PAGE EXTRACT:
************
Location
- Cherrybrook, New South Wales Australia 33°43′13″S 151°2′17″E﻿ / ﻿33.72028°S 151.03806°E

Information
- Type: Public school
- Motto: Achieving Together
- Established: 1992
- Principal: Matt Townsend
- Enrolment: Approximately 2200
- Campus: Suburban
- Colours: Black, grey, white and red
- Website: https://cths.nsw.edu.au

= Cherrybrook Technology High School =

Public school in New South Wales, Australia

Cherrybrook Technology High School is a purpose-built government technology high school located in Cherrybrook, a suburb in Sydney, Australia. The school was built in the late 1980s to support the rapid growth of the north-west sector in Sydney. With the school's completion and opening in 1992 the sheer size and capabilities of the school have grown beyond expectations. In 2002, a new two storey building with administration facilities on the ground floor and 12 classrooms on the top level was opened, bringing the permanent housing of the school up to 1250 students. 2009 saw the student population rise to over 2,000 for the first time.

== History and development ==
=== School development ===
The school's development and planning began in the late 1980s. The Department of Education and Community at the time had decided to build the school on a block of land adjacent to John Purchase Public School; the land was previously occupied with orchards containing remnants of old growth forest. At the time the government was creating a chain of technology schools throughout NSW. The school was initiated into this chain after talks between the Minister of Education at the time, Terry Metherell, and the then CEO of IBM, Brian Finn.
************
OBJECTIVE 1:
Rewrite the records from the line holding "Extract all elements" through the line holding "candle bbox=[349, 101, 357, 105]", inclusive, with "background-band" swapped for "shaded-band" and everything else left unchanged.

INPUT ROWS:
************
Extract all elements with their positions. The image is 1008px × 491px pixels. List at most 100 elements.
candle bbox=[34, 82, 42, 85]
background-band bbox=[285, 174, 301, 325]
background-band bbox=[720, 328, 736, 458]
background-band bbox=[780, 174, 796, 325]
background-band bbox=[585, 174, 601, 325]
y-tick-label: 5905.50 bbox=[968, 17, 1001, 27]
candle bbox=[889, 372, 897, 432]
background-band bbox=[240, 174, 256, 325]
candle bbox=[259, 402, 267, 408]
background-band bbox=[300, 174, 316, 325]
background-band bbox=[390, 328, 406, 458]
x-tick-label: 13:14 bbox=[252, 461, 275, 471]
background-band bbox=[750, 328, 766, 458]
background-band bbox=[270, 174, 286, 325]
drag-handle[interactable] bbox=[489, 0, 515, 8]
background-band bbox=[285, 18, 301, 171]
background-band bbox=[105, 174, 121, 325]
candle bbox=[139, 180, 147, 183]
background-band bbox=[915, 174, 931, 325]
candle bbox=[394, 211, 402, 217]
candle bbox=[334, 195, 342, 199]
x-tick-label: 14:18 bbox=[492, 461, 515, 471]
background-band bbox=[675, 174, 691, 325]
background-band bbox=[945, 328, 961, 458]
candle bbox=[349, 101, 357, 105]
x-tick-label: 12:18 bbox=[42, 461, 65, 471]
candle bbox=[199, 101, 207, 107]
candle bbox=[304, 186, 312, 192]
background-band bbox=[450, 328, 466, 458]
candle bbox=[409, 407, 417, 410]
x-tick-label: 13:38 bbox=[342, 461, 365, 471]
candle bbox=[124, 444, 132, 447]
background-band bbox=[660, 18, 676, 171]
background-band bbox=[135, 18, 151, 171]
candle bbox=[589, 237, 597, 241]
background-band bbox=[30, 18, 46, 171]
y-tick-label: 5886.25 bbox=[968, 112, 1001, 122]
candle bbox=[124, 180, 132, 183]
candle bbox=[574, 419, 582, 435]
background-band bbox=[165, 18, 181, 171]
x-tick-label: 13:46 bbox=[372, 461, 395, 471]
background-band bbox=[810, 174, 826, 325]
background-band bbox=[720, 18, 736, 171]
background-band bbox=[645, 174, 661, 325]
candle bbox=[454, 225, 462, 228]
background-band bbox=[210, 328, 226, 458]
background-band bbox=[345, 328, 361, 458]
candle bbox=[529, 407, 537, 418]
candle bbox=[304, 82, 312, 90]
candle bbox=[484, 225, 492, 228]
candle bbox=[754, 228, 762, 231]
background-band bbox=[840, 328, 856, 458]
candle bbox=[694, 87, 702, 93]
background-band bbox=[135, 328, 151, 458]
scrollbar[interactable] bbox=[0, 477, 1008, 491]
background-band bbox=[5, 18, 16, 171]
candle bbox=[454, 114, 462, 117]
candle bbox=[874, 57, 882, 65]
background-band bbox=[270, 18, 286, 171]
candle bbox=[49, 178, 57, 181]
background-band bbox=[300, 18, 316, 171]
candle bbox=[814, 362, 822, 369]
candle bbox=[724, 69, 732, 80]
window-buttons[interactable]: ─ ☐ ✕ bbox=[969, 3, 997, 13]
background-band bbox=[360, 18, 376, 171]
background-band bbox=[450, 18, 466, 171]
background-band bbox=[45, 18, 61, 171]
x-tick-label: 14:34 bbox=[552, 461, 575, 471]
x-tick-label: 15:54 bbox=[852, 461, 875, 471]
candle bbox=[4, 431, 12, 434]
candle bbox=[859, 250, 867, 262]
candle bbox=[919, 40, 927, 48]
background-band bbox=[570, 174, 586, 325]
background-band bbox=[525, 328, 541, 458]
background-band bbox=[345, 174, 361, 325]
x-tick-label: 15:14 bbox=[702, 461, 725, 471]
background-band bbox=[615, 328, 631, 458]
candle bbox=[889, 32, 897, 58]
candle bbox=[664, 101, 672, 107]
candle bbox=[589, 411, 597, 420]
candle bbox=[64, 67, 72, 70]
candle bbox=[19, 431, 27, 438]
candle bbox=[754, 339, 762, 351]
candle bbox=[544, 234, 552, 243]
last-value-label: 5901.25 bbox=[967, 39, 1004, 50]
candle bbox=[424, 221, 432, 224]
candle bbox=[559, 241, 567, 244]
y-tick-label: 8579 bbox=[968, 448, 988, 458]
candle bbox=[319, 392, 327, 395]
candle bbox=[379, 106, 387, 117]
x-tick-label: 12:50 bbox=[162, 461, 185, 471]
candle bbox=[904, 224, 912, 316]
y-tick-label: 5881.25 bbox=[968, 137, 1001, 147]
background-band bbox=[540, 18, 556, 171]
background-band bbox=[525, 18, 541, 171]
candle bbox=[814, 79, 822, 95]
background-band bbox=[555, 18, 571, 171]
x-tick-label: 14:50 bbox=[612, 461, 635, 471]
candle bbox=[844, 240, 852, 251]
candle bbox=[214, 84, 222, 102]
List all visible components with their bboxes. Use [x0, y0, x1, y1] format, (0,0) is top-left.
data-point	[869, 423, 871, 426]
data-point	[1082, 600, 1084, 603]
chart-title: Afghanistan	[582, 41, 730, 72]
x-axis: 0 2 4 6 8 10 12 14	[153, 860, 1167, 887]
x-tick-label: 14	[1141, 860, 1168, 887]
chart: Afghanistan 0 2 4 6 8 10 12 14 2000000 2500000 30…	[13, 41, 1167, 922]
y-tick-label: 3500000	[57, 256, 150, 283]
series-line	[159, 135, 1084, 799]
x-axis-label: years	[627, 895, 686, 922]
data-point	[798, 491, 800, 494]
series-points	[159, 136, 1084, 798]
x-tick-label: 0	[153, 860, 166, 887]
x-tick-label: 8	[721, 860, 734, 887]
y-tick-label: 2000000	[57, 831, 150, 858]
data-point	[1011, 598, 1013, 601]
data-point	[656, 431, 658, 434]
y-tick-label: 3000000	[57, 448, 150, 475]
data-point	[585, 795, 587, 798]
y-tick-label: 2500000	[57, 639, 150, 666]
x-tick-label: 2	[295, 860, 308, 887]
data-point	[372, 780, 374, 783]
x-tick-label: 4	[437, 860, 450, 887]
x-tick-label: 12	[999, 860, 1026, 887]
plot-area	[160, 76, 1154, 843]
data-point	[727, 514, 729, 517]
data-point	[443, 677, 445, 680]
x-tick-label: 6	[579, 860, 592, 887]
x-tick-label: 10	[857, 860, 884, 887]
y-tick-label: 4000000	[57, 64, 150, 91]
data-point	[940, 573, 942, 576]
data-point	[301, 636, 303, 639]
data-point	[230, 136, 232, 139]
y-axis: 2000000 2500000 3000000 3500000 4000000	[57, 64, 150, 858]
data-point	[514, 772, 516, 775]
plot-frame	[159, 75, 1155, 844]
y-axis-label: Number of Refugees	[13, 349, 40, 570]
************
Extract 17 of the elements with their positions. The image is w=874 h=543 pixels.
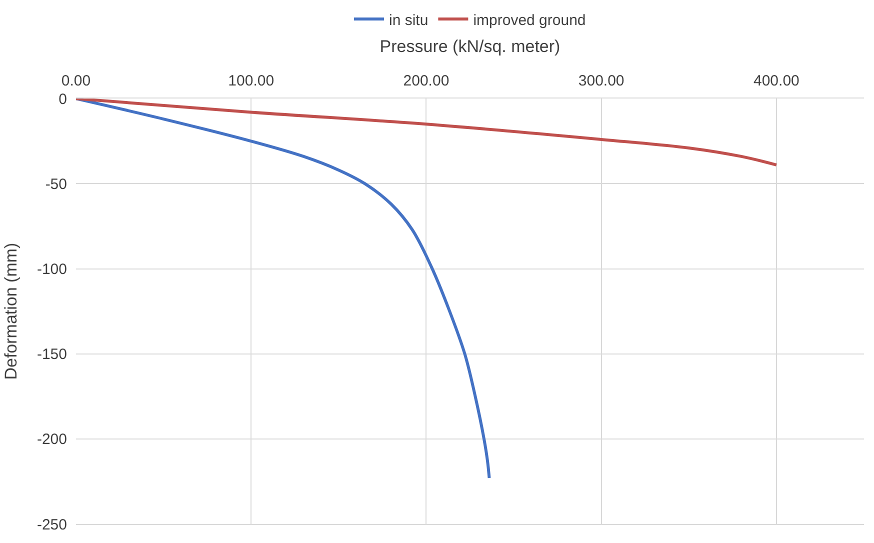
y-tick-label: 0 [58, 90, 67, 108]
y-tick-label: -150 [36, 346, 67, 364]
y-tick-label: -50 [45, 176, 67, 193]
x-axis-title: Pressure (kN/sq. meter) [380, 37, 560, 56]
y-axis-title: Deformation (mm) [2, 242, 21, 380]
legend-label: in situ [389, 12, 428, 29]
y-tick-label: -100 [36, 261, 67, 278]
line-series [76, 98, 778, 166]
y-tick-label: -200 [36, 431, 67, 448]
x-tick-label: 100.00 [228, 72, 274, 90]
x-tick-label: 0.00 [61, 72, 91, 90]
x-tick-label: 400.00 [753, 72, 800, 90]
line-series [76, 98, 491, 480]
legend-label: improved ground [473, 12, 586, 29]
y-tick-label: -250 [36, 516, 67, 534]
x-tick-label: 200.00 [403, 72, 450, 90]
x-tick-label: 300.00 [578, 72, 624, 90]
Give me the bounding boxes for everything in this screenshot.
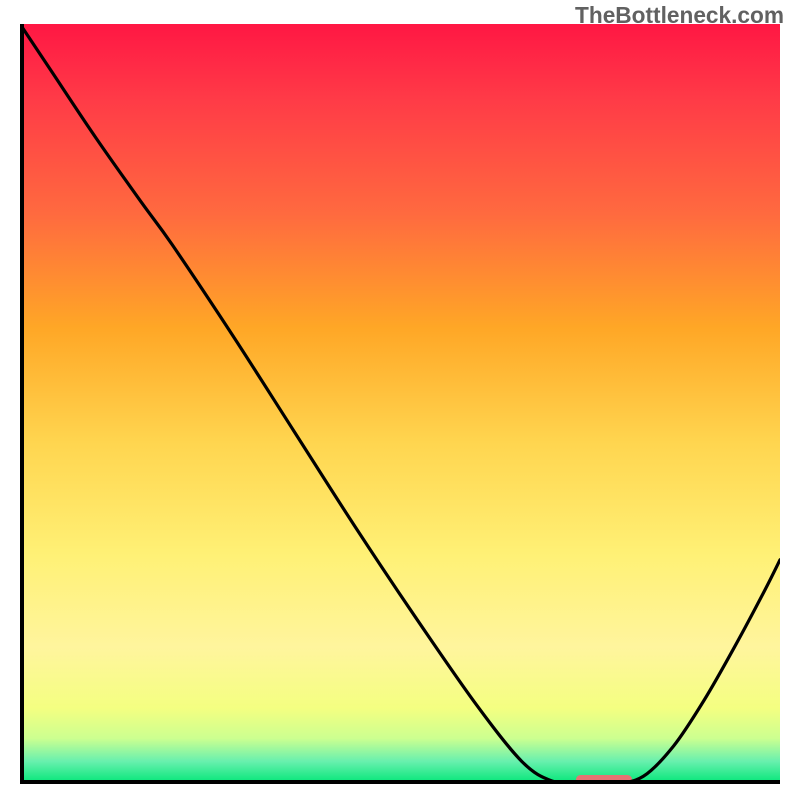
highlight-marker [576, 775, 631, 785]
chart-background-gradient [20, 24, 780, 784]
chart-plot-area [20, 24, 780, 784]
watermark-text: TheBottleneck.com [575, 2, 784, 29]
************
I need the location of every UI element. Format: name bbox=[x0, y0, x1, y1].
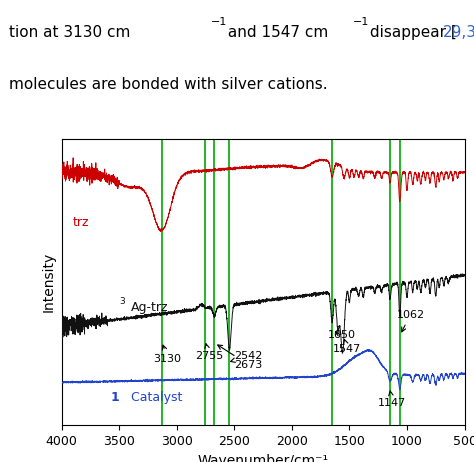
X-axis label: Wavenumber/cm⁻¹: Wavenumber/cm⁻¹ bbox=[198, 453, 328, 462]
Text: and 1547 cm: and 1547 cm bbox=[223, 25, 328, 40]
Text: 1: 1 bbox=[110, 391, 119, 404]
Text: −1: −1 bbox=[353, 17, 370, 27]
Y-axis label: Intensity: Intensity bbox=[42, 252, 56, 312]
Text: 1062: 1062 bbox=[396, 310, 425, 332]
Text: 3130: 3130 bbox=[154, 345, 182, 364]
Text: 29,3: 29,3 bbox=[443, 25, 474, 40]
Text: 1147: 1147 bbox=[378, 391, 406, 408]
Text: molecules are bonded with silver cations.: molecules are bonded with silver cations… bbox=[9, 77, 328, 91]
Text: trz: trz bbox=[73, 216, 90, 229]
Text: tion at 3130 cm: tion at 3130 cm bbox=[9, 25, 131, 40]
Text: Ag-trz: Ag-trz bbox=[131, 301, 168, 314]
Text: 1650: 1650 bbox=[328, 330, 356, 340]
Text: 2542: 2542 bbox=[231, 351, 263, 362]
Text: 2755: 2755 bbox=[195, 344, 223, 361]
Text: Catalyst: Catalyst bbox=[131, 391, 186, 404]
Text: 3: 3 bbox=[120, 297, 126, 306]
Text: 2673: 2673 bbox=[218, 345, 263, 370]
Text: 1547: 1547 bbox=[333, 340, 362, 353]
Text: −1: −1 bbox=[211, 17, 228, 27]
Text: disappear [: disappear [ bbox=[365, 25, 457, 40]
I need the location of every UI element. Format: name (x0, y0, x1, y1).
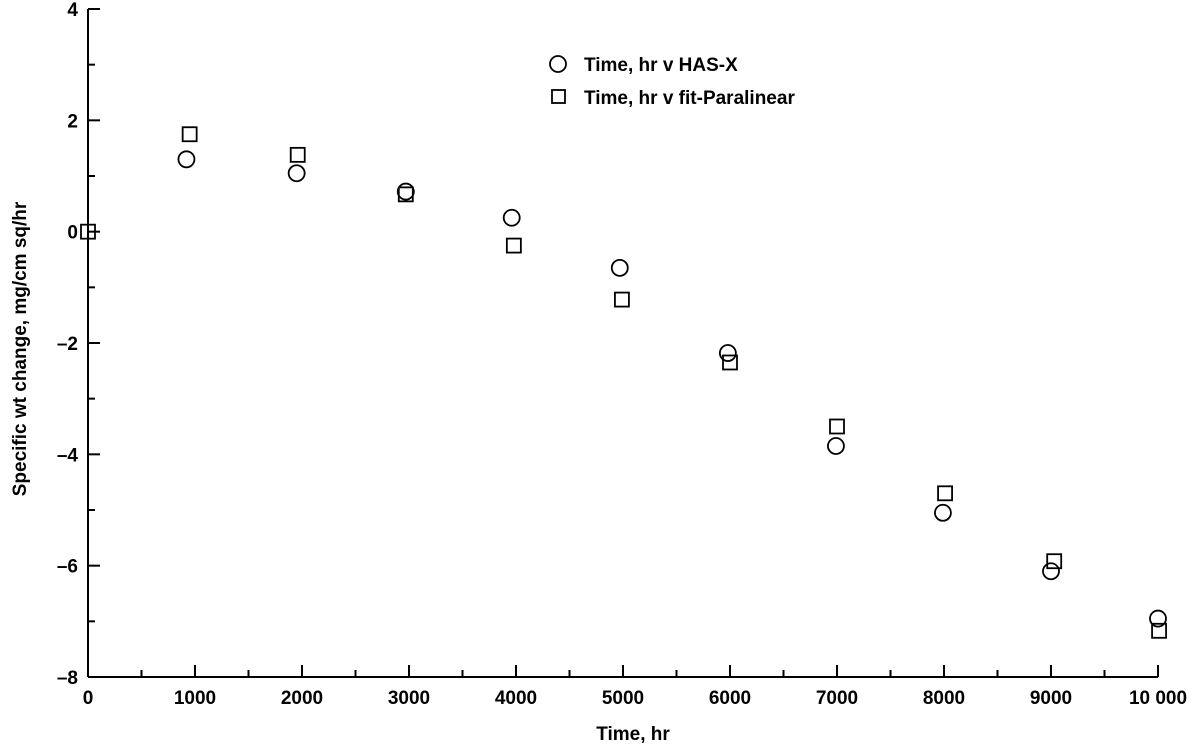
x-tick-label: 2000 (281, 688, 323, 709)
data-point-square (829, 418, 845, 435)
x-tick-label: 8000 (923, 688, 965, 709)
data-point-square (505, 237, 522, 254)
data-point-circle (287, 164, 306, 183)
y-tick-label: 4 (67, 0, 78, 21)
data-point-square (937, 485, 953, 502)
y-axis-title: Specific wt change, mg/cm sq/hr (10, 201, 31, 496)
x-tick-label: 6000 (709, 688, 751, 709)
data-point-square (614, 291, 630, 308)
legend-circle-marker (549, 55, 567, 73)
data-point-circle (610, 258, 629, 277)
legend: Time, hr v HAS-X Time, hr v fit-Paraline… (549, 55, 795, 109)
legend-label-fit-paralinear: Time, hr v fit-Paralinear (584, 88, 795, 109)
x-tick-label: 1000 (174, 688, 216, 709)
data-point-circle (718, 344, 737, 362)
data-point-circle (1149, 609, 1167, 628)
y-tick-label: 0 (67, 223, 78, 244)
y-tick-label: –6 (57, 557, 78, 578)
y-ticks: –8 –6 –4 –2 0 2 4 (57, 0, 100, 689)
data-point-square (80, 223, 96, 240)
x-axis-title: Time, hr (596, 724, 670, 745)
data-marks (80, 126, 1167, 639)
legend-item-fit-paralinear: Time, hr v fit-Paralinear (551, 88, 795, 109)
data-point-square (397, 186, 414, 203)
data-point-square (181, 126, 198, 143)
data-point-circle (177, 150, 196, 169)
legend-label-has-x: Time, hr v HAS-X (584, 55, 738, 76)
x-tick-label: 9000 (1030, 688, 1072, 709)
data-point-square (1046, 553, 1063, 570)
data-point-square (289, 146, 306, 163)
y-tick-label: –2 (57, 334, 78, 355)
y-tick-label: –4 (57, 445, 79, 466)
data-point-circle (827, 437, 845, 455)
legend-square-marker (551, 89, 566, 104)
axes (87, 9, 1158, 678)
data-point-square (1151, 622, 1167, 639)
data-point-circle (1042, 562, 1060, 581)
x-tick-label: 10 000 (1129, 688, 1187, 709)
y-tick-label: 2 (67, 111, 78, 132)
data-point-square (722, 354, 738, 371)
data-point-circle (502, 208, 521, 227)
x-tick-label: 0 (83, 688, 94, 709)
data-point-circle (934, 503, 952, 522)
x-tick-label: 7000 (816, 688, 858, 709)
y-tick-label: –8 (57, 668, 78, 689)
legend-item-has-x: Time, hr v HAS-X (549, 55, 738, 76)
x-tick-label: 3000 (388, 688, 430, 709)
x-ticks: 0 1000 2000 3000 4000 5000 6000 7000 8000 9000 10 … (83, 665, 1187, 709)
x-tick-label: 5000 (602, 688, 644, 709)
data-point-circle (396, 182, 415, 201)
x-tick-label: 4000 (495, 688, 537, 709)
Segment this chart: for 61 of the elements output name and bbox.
************
OBJECTIVE 2:
Pick up the article on Cherrybrook Technology High School after its last sentence and write what comes next.

RIGHT ANSWER 1:
Extract all elements with their positions. The image is 1008px × 491px pixels. List at most 100 elements.
candle bbox=[34, 82, 42, 85]
shaded-band bbox=[285, 174, 301, 325]
shaded-band bbox=[720, 328, 736, 458]
shaded-band bbox=[780, 174, 796, 325]
shaded-band bbox=[585, 174, 601, 325]
y-tick-label: 5905.50 bbox=[968, 17, 1001, 27]
candle bbox=[889, 372, 897, 432]
shaded-band bbox=[240, 174, 256, 325]
candle bbox=[259, 402, 267, 408]
shaded-band bbox=[300, 174, 316, 325]
shaded-band bbox=[390, 328, 406, 458]
x-tick-label: 13:14 bbox=[252, 461, 275, 471]
shaded-band bbox=[750, 328, 766, 458]
shaded-band bbox=[270, 174, 286, 325]
drag-handle[interactable] bbox=[489, 0, 515, 8]
shaded-band bbox=[285, 18, 301, 171]
shaded-band bbox=[105, 174, 121, 325]
candle bbox=[139, 180, 147, 183]
shaded-band bbox=[915, 174, 931, 325]
candle bbox=[394, 211, 402, 217]
candle bbox=[334, 195, 342, 199]
x-tick-label: 14:18 bbox=[492, 461, 515, 471]
shaded-band bbox=[675, 174, 691, 325]
shaded-band bbox=[945, 328, 961, 458]
candle bbox=[349, 101, 357, 105]

RIGHT ANSWER 2:
The school hired its first principal and deputies in 1990 with Lyn Wendtman as Principal and Peter Gillam and Dave Wilson as Deputy Principals. These three key figures took their duties up in February 1991 and were responsible for complex negotiations between businesses, public works, designers and builders. They also developed a local P&C, school council, school organisation, staffing and enrolment models and draft policies.

The first students accepted into Cherrybrook Technology High School were accommodated and taught at Pennant Hills High School in 1991. They relocated to their new school in 1992. In 2008, Cherrybrook Technology High School achieved an enrolment of 1993 students, making it the largest public comprehensive secondary school in NSW and one of the largest schools in Australia.

Staff in 1992 was gained from both transfers and selections based on merit. Additional staff in the following years were all appointed by merit, with several highly talented young teachers proving themselves to the parents and students of the schooling community. Cherrybrook Technology High School was officially opened on 15 May 1992 by the Hon Nick Greiner (who was the Premier of New South Wales at the time).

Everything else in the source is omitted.